WHAT IS EXPECTED — Could you copy all of the records below exactly as they appear?

*** Begin section ***

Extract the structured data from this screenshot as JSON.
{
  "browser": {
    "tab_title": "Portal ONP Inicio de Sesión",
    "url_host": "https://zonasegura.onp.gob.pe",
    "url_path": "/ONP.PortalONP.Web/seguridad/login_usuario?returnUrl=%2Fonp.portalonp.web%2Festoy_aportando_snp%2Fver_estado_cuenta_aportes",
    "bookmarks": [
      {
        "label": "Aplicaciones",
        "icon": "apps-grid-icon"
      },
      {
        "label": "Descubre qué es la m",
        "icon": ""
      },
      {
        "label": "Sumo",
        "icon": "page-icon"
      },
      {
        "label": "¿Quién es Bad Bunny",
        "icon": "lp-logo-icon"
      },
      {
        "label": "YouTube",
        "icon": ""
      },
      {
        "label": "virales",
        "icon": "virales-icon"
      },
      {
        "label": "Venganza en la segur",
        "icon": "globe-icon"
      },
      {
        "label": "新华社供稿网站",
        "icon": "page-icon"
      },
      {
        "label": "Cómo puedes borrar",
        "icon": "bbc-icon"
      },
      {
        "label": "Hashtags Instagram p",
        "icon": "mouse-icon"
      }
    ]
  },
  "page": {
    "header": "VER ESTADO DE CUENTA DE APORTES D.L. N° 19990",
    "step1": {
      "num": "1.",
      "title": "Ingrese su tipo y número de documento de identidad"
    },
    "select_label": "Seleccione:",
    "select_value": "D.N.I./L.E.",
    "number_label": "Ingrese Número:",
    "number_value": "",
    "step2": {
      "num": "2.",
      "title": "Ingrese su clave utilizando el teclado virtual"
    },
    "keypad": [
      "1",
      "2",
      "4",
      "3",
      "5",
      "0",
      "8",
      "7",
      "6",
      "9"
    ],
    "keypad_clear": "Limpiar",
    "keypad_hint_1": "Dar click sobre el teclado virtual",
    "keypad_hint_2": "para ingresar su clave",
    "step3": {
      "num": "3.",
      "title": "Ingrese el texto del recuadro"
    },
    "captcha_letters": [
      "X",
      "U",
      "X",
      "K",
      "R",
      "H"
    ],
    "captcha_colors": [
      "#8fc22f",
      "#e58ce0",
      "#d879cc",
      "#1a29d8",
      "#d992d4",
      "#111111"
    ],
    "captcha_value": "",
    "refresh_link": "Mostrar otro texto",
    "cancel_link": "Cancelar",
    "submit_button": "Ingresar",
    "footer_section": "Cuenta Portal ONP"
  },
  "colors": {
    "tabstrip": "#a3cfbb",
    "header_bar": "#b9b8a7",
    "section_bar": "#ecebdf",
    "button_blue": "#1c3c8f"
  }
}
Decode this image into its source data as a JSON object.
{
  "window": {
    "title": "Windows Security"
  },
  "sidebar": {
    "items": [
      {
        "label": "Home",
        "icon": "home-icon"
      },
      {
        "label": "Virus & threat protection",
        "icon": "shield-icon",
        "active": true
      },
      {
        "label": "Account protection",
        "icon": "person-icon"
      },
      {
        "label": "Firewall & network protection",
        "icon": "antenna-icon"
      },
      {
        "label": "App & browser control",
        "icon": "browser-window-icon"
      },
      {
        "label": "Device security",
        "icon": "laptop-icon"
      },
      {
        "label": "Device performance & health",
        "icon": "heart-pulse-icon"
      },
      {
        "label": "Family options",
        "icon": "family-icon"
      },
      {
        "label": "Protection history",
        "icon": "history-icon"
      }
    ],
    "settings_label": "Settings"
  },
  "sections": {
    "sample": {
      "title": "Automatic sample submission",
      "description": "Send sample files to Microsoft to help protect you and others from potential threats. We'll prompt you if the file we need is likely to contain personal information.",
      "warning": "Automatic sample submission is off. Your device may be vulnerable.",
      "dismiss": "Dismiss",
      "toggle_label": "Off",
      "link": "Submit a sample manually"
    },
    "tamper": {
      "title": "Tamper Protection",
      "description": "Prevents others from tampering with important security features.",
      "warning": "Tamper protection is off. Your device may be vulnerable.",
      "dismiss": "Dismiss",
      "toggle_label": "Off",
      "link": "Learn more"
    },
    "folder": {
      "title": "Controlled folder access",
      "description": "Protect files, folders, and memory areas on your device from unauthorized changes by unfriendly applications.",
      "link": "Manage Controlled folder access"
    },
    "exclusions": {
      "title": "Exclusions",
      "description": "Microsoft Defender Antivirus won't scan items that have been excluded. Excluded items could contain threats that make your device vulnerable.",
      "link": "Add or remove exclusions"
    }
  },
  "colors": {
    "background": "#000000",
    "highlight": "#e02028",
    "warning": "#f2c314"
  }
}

*** End section ***

SOLUTION FOR THIS EXERCISE —
Extract the structured data from this screenshot as JSON.
{
  "browser": {
    "tab_title": "Portal ONP Inicio de Sesión",
    "url_host": "https://zonasegura.onp.gob.pe",
    "url_path": "/ONP.PortalONP.Web/seguridad/login_usuario?returnUrl=%2Fonp.portalonp.web%2Festoy_aportando_snp%2Fver_estado_cuenta_aportes",
    "bookmarks": [
      {
        "label": "Aplicaciones",
        "icon": "apps-grid-icon"
      },
      {
        "label": "Descubre qué es la m",
        "icon": ""
      },
      {
        "label": "Sumo",
        "icon": "page-icon"
      },
      {
        "label": "¿Quién es Bad Bunny",
        "icon": "lp-logo-icon"
      },
      {
        "label": "YouTube",
        "icon": ""
      },
      {
        "label": "virales",
        "icon": "virales-icon"
      },
      {
        "label": "Venganza en la segur",
        "icon": "globe-icon"
      },
      {
        "label": "新华社供稿网站",
        "icon": "page-icon"
      },
      {
        "label": "Cómo puedes borrar",
        "icon": "bbc-icon"
      },
      {
        "label": "Hashtags Instagram p",
        "icon": "mouse-icon"
      }
    ]
  },
  "page": {
    "header": "VER ESTADO DE CUENTA DE APORTES D.L. N° 19990",
    "step1": {
      "num": "1.",
      "title": "Ingrese su tipo y número de documento de identidad"
    },
    "select_label": "Seleccione:",
    "select_value": "D.N.I./L.E.",
    "number_label": "Ingrese Número:",
    "number_value": "",
    "step2": {
      "num": "2.",
      "title": "Ingrese su clave utilizando el teclado virtual"
    },
    "keypad": [
      "1",
      "2",
      "4",
      "3",
      "5",
      "0",
      "8",
      "7",
      "6",
      "9"
    ],
    "keypad_clear": "Limpiar",
    "keypad_hint_1": "Dar click sobre el teclado virtual",
    "keypad_hint_2": "para ingresar su clave",
    "step3": {
      "num": "3.",
      "title": "Ingrese el texto del recuadro"
    },
    "captcha_letters": [
      "X",
      "U",
      "X",
      "K",
      "R",
      "H"
    ],
    "captcha_colors": [
      "#8fc22f",
      "#e58ce0",
      "#d879cc",
      "#1a29d8",
      "#d992d4",
      "#111111"
    ],
    "captcha_value": "",
    "refresh_link": "Mostrar otro texto",
    "cancel_link": "Cancelar",
    "submit_button": "Ingresar",
    "footer_section": "Cuenta Portal ONP"
  },
  "colors": {
    "tabstrip": "#a3cfbb",
    "header_bar": "#b9b8a7",
    "section_bar": "#ecebdf",
    "button_blue": "#1c3c8f"
  }
}
Decode this image into its source data as a JSON object.
{
  "window": {
    "title": "Windows Security"
  },
  "sidebar": {
    "items": [
      {
        "label": "Home",
        "icon": "home-icon"
      },
      {
        "label": "Virus & threat protection",
        "icon": "shield-icon",
        "active": true
      },
      {
        "label": "Account protection",
        "icon": "person-icon"
      },
      {
        "label": "Firewall & network protection",
        "icon": "antenna-icon"
      },
      {
        "label": "App & browser control",
        "icon": "browser-window-icon"
      },
      {
        "label": "Device security",
        "icon": "laptop-icon"
      },
      {
        "label": "Device performance & health",
        "icon": "heart-pulse-icon"
      },
      {
        "label": "Family options",
        "icon": "family-icon"
      },
      {
        "label": "Protection history",
        "icon": "history-icon"
      }
    ],
    "settings_label": "Settings"
  },
  "sections": {
    "sample": {
      "title": "Automatic sample submission",
      "description": "Send sample files to Microsoft to help protect you and others from potential threats. We'll prompt you if the file we need is likely to contain personal information.",
      "warning": "Automatic sample submission is off. Your device may be vulnerable.",
      "dismiss": "Dismiss",
      "toggle_label": "Off",
      "link": "Submit a sample manually"
    },
    "tamper": {
      "title": "Tamper Protection",
      "description": "Prevents others from tampering with important security features.",
      "warning": "Tamper protection is off. Your device may be vulnerable.",
      "dismiss": "Dismiss",
      "toggle_label": "Off",
      "link": "Learn more"
    },
    "folder": {
      "title": "Controlled folder access",
      "description": "Protect files, folders, and memory areas on your device from unauthorized changes by unfriendly applications.",
      "link": "Manage Controlled folder access"
    },
    "exclusions": {
      "title": "Exclusions",
      "description": "Microsoft Defender Antivirus won't scan items that have been excluded. Excluded items could contain threats that make your device vulnerable.",
      "link": "Add or remove exclusions"
    }
  },
  "colors": {
    "background": "#000000",
    "highlight": "#e02028",
    "warning": "#f2c314"
  }
}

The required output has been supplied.